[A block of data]
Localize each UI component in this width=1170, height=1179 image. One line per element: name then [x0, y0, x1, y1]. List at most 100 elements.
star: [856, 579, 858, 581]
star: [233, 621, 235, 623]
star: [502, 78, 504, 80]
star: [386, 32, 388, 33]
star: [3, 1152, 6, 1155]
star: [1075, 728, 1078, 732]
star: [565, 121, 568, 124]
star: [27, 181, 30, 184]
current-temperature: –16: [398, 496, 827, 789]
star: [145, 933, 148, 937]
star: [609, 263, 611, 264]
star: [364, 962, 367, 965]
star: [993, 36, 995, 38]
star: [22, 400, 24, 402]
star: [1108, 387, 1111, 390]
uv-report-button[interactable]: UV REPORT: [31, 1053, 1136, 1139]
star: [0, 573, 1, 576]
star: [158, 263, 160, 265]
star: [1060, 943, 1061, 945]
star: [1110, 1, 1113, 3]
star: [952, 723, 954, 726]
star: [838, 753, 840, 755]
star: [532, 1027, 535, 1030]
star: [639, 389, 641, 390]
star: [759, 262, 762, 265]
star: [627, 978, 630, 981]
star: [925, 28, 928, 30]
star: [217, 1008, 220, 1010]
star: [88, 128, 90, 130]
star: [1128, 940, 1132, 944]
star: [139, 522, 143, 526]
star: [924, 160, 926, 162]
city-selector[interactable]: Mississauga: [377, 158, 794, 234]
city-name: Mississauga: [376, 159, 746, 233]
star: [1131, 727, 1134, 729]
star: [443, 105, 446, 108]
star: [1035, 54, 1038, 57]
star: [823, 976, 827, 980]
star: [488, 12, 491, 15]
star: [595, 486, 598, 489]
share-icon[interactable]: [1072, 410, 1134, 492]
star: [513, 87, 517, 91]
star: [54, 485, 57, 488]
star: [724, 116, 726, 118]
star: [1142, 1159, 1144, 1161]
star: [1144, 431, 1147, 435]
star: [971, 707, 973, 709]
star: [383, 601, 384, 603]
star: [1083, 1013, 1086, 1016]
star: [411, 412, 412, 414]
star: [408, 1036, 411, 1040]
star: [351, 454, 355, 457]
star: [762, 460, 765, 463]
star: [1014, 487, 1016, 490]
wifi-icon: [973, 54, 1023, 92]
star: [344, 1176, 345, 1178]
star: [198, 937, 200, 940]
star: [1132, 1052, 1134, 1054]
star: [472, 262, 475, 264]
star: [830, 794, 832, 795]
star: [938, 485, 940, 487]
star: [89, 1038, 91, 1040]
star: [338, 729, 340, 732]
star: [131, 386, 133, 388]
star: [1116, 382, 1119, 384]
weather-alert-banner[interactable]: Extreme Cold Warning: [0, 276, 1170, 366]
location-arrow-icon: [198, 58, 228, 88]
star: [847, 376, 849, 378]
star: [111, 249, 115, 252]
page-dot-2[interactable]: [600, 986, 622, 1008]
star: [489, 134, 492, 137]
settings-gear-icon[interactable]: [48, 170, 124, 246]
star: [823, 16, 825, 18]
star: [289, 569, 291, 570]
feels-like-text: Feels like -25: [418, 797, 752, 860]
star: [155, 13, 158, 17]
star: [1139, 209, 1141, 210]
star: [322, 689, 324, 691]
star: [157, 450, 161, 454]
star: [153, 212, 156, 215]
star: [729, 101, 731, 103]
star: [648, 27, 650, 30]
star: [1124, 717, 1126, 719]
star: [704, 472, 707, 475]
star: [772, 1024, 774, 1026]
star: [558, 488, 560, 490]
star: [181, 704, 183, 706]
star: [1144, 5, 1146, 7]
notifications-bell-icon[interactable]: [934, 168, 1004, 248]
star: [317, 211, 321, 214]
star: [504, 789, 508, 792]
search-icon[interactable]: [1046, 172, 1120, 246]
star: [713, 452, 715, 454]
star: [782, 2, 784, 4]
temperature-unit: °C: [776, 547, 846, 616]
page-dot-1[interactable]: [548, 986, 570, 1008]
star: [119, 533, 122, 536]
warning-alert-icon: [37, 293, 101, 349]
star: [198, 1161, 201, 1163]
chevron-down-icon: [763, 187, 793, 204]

## SET TASK
Lay out every line of the items above as a numbered list, leaving out any blank lines.

## WORKED ANSWER
1. Localize each UI component in this width=1170, height=1179 image. One line per element: name then [x0, y0, x1, y1]. List at most 100 elements.
2. star: [856, 579, 858, 581]
3. star: [233, 621, 235, 623]
4. star: [502, 78, 504, 80]
5. star: [386, 32, 388, 33]
6. star: [3, 1152, 6, 1155]
7. star: [1075, 728, 1078, 732]
8. star: [565, 121, 568, 124]
9. star: [27, 181, 30, 184]
10. current-temperature: –16: [398, 496, 827, 789]
11. star: [145, 933, 148, 937]
12. star: [609, 263, 611, 264]
13. star: [364, 962, 367, 965]
14. star: [993, 36, 995, 38]
15. star: [22, 400, 24, 402]
16. star: [1108, 387, 1111, 390]
17. uv-report-button[interactable]: UV REPORT: [31, 1053, 1136, 1139]
18. star: [0, 573, 1, 576]
19. star: [158, 263, 160, 265]
20. star: [1060, 943, 1061, 945]
21. star: [1110, 1, 1113, 3]
22. star: [952, 723, 954, 726]
23. star: [838, 753, 840, 755]
24. star: [532, 1027, 535, 1030]
25. star: [639, 389, 641, 390]
26. star: [759, 262, 762, 265]
27. star: [627, 978, 630, 981]
28. star: [925, 28, 928, 30]
29. star: [217, 1008, 220, 1010]
30. star: [88, 128, 90, 130]
31. star: [1128, 940, 1132, 944]
32. star: [139, 522, 143, 526]
33. star: [924, 160, 926, 162]
34. city-selector[interactable]: Mississauga: [377, 158, 794, 234]
35. city-name: Mississauga: [376, 159, 746, 233]
36. star: [1131, 727, 1134, 729]
37. star: [443, 105, 446, 108]
38. star: [1035, 54, 1038, 57]
39. star: [823, 976, 827, 980]
40. star: [488, 12, 491, 15]
41. star: [595, 486, 598, 489]
42. share-icon[interactable]: [1072, 410, 1134, 492]
43. star: [513, 87, 517, 91]
44. star: [54, 485, 57, 488]
45. star: [724, 116, 726, 118]
46. star: [1142, 1159, 1144, 1161]
47. star: [1144, 431, 1147, 435]
48. star: [971, 707, 973, 709]
49. star: [383, 601, 384, 603]
50. star: [1083, 1013, 1086, 1016]
51. star: [411, 412, 412, 414]
52. star: [408, 1036, 411, 1040]
53. star: [351, 454, 355, 457]
54. star: [762, 460, 765, 463]
55. star: [1014, 487, 1016, 490]
56. wifi-icon: [973, 54, 1023, 92]
57. star: [344, 1176, 345, 1178]
58. star: [198, 937, 200, 940]
59. star: [1132, 1052, 1134, 1054]
60. star: [472, 262, 475, 264]
61. star: [830, 794, 832, 795]
62. star: [938, 485, 940, 487]
63. star: [89, 1038, 91, 1040]
64. star: [338, 729, 340, 732]
65. star: [131, 386, 133, 388]
66. star: [1116, 382, 1119, 384]
67. weather-alert-banner[interactable]: Extreme Cold Warning: [0, 276, 1170, 366]
68. location-arrow-icon: [198, 58, 228, 88]
69. star: [847, 376, 849, 378]
70. star: [111, 249, 115, 252]
71. page-dot-2[interactable]: [600, 986, 622, 1008]
72. star: [489, 134, 492, 137]
73. settings-gear-icon[interactable]: [48, 170, 124, 246]
74. star: [823, 16, 825, 18]
75. star: [289, 569, 291, 570]
76. feels-like-text: Feels like -25: [418, 797, 752, 860]
77. star: [155, 13, 158, 17]
78. star: [1139, 209, 1141, 210]
79. star: [322, 689, 324, 691]
80. star: [157, 450, 161, 454]
81. star: [153, 212, 156, 215]
82. star: [729, 101, 731, 103]
83. star: [648, 27, 650, 30]
84. star: [1124, 717, 1126, 719]
85. star: [704, 472, 707, 475]
86. star: [772, 1024, 774, 1026]
87. star: [558, 488, 560, 490]
88. star: [181, 704, 183, 706]
89. star: [1144, 5, 1146, 7]
90. notifications-bell-icon[interactable]: [934, 168, 1004, 248]
91. star: [317, 211, 321, 214]
92. star: [504, 789, 508, 792]
93. search-icon[interactable]: [1046, 172, 1120, 246]
94. star: [713, 452, 715, 454]
95. star: [782, 2, 784, 4]
96. temperature-unit: °C: [776, 547, 846, 616]
97. page-dot-1[interactable]: [548, 986, 570, 1008]
98. star: [119, 533, 122, 536]
99. warning-alert-icon: [37, 293, 101, 349]
100. star: [198, 1161, 201, 1163]
101. chevron-down-icon: [763, 187, 793, 204]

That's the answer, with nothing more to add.